The records below are to be repeated in full, exactly as they are.

**Collection entries**
◇ ◇ ◇ ◇ ◇

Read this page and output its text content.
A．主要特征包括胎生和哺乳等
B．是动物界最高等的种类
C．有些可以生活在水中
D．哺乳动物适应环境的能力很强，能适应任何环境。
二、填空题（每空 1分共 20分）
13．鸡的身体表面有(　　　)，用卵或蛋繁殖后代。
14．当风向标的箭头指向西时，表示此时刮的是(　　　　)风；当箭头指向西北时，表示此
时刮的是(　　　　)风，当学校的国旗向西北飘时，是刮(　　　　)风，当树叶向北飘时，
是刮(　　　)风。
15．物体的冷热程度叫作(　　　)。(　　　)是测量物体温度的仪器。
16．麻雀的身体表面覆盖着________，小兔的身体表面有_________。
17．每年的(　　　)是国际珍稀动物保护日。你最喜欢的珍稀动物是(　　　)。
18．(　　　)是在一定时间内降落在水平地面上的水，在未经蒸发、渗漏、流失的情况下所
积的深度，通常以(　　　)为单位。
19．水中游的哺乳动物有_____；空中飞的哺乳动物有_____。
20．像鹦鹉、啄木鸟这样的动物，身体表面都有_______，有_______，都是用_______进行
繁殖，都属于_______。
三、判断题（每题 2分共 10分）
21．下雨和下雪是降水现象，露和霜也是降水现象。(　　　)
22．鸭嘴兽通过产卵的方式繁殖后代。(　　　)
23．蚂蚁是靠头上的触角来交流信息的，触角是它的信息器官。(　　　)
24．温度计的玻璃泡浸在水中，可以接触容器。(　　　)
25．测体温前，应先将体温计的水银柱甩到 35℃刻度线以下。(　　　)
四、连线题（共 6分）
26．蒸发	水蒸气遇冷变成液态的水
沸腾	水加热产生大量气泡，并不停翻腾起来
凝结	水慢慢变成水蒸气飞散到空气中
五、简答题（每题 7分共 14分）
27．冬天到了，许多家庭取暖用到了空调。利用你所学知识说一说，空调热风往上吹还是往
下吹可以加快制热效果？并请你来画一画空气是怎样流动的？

◇ ◇ ◇ ◇ ◇

**RESULT OF THE TASK**
Read this page and output its text content.
A．主要特征包括胎生和哺乳等
B．是动物界最高等的种类
C．有些可以生活在水中
D．哺乳动物适应环境的能力很强，能适应任何环境。
二、填空题（每空 1分共 20分）
13．鸡的身体表面有(　　　)，用卵或蛋繁殖后代。
14．当风向标的箭头指向西时，表示此时刮的是(　　　　)风；当箭头指向西北时，表示此
时刮的是(　　　　)风，当学校的国旗向西北飘时，是刮(　　　　)风，当树叶向北飘时，
是刮(　　　)风。
15．物体的冷热程度叫作(　　　)。(　　　)是测量物体温度的仪器。
16．麻雀的身体表面覆盖着________，小兔的身体表面有_________。
17．每年的(　　　)是国际珍稀动物保护日。你最喜欢的珍稀动物是(　　　)。
18．(　　　)是在一定时间内降落在水平地面上的水，在未经蒸发、渗漏、流失的情况下所
积的深度，通常以(　　　)为单位。
19．水中游的哺乳动物有_____；空中飞的哺乳动物有_____。
20．像鹦鹉、啄木鸟这样的动物，身体表面都有_______，有_______，都是用_______进行
繁殖，都属于_______。
三、判断题（每题 2分共 10分）
21．下雨和下雪是降水现象，露和霜也是降水现象。(　　　)
22．鸭嘴兽通过产卵的方式繁殖后代。(　　　)
23．蚂蚁是靠头上的触角来交流信息的，触角是它的信息器官。(　　　)
24．温度计的玻璃泡浸在水中，可以接触容器。(　　　)
25．测体温前，应先将体温计的水银柱甩到 35℃刻度线以下。(　　　)
四、连线题（共 6分）
26．蒸发	水蒸气遇冷变成液态的水
沸腾	水加热产生大量气泡，并不停翻腾起来
凝结	水慢慢变成水蒸气飞散到空气中
五、简答题（每题 7分共 14分）
27．冬天到了，许多家庭取暖用到了空调。利用你所学知识说一说，空调热风往上吹还是往
下吹可以加快制热效果？并请你来画一画空气是怎样流动的？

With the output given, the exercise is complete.